Find every line below that contains the word "handle" and copy it out.

**Stored data**

......

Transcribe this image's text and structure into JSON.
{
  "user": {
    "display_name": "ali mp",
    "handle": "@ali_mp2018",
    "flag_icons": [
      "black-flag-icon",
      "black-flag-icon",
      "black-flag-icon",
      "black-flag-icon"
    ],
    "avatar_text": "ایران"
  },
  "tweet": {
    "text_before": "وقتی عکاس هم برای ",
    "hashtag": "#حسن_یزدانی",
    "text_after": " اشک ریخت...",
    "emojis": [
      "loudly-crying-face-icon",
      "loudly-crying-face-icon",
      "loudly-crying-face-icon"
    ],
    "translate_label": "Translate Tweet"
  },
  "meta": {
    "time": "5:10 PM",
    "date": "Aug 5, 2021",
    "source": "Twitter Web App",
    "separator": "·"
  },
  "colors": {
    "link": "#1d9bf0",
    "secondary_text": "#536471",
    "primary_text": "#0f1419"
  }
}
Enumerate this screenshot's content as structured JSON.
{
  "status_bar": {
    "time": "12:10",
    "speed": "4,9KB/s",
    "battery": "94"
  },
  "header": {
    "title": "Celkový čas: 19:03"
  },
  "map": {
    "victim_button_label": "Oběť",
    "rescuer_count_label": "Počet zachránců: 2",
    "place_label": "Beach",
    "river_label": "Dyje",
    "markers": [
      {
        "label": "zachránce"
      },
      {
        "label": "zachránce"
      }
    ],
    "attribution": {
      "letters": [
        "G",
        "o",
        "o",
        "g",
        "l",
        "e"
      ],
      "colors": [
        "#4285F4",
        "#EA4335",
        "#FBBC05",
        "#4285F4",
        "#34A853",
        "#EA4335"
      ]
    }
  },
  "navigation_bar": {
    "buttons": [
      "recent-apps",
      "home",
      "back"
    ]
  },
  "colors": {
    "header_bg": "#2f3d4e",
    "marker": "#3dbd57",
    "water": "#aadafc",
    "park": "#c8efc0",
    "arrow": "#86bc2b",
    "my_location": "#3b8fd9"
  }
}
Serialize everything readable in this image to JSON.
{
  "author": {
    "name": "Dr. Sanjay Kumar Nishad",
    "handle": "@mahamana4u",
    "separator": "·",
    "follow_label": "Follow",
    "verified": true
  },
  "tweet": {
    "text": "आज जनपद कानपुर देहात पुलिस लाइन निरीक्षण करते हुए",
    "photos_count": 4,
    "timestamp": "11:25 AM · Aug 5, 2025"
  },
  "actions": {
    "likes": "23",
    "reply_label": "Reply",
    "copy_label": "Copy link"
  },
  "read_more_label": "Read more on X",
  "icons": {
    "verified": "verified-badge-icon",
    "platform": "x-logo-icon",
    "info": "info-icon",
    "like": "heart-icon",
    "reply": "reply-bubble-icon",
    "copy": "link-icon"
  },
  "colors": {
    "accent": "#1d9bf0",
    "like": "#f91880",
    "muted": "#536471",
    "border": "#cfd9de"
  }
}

......

**Task output**
    "handle": "@ali_mp2018",
    "handle": "@mahamana4u",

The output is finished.